Of the lines in this material, how many contain "printing"? Answer with a single number only.
═══ Records supplied ═══
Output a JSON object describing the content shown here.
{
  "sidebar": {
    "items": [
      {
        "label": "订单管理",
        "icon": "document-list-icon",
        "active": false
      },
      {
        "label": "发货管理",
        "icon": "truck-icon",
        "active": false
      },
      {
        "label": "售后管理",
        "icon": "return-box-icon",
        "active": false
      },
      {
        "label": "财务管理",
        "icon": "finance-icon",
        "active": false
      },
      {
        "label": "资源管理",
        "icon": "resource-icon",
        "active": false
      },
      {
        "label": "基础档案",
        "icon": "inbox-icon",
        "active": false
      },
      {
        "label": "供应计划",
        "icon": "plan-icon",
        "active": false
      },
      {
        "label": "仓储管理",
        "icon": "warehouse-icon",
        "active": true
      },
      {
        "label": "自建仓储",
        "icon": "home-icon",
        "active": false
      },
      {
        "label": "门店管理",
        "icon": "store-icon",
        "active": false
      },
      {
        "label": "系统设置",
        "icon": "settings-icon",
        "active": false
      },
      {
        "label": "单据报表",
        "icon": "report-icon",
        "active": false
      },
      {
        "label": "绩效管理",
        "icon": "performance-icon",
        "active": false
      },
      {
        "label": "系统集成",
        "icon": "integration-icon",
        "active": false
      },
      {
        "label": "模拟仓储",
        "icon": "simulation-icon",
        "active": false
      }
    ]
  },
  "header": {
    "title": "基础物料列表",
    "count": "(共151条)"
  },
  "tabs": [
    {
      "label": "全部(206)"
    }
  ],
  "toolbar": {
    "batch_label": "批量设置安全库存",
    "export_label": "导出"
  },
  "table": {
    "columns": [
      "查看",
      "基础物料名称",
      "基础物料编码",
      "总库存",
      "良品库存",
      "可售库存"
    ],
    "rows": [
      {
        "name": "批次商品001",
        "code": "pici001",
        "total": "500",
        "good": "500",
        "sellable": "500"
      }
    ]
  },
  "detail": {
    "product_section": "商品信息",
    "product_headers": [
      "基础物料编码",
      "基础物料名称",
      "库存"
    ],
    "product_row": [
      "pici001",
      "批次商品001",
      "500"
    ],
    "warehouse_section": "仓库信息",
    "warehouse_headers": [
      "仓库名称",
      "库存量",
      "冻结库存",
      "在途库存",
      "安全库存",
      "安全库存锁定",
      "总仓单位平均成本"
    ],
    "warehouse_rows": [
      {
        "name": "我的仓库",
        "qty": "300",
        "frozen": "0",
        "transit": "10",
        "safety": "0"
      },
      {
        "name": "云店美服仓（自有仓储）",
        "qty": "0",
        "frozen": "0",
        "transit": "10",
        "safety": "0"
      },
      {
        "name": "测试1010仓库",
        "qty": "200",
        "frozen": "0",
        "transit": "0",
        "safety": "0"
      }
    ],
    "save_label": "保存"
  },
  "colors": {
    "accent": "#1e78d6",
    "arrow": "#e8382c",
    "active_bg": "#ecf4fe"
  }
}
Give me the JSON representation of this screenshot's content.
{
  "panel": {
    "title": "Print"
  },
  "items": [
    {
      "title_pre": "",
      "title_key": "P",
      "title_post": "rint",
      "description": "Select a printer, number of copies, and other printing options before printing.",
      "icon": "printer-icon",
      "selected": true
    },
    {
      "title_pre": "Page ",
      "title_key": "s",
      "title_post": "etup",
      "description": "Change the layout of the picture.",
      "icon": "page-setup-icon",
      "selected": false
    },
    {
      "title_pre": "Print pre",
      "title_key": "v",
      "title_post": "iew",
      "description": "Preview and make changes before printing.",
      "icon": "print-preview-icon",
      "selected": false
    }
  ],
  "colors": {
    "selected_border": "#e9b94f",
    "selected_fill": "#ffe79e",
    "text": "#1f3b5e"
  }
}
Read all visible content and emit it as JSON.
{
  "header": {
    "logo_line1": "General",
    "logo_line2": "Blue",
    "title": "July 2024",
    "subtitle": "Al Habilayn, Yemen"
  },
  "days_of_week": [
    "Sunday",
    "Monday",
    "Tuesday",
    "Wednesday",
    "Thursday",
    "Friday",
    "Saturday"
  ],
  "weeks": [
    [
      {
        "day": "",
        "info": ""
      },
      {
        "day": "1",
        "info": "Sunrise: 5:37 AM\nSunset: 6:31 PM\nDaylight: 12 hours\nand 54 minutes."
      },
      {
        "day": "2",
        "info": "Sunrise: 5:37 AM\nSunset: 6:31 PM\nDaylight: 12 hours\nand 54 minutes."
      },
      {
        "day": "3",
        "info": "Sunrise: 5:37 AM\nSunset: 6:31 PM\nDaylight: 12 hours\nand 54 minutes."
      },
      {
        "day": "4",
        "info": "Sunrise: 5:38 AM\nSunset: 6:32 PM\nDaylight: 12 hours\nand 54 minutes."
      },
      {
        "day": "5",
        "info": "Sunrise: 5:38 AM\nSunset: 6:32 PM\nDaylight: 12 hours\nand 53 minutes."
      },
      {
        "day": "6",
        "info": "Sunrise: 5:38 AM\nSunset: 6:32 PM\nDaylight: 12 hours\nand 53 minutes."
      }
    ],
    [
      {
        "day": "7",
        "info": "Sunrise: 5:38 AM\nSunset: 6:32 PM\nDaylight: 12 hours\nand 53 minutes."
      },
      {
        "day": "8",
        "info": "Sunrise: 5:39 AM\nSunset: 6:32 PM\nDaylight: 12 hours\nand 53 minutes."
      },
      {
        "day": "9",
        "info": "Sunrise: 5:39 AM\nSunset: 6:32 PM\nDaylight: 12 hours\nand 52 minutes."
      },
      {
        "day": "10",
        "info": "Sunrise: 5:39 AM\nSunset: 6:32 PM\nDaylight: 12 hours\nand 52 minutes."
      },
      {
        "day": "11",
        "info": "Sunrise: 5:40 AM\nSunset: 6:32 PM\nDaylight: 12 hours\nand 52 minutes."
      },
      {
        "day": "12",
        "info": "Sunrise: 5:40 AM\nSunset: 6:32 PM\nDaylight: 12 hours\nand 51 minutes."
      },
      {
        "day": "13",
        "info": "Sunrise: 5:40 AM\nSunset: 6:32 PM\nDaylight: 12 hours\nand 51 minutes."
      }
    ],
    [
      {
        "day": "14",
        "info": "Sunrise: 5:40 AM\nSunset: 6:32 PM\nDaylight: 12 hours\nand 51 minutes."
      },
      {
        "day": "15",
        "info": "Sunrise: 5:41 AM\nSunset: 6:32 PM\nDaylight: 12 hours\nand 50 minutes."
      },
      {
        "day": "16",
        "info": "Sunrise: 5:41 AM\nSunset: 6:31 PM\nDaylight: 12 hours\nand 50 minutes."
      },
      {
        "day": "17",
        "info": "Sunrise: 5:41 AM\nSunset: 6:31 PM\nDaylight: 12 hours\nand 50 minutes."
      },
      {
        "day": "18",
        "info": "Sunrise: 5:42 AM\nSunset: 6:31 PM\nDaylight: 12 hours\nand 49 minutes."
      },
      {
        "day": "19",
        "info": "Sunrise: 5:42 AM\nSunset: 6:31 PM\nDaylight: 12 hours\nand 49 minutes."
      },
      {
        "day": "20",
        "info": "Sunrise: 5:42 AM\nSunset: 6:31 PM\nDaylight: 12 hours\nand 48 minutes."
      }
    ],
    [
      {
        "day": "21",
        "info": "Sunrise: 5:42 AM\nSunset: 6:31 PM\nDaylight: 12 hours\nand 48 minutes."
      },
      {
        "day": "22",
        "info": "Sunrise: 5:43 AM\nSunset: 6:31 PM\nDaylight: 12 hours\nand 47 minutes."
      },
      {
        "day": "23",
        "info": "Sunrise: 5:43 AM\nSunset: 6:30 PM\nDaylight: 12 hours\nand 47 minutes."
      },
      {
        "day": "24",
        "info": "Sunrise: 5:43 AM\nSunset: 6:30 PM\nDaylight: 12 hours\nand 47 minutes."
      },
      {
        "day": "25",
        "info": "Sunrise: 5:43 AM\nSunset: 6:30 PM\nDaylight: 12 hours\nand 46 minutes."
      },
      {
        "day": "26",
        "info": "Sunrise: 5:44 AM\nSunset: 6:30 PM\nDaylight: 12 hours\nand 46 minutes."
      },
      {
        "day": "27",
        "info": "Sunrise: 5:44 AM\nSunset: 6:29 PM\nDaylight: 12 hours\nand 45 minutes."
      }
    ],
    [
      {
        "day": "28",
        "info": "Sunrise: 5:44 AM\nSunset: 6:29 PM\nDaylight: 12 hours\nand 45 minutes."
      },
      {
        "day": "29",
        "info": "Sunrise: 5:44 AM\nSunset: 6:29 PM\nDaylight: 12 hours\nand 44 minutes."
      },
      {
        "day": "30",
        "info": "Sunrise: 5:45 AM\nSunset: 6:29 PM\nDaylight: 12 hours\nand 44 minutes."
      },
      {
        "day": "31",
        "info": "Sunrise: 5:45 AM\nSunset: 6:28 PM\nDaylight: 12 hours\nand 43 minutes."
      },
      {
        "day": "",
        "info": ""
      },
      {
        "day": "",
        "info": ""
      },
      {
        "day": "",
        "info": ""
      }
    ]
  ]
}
═══
## Answer for the task
2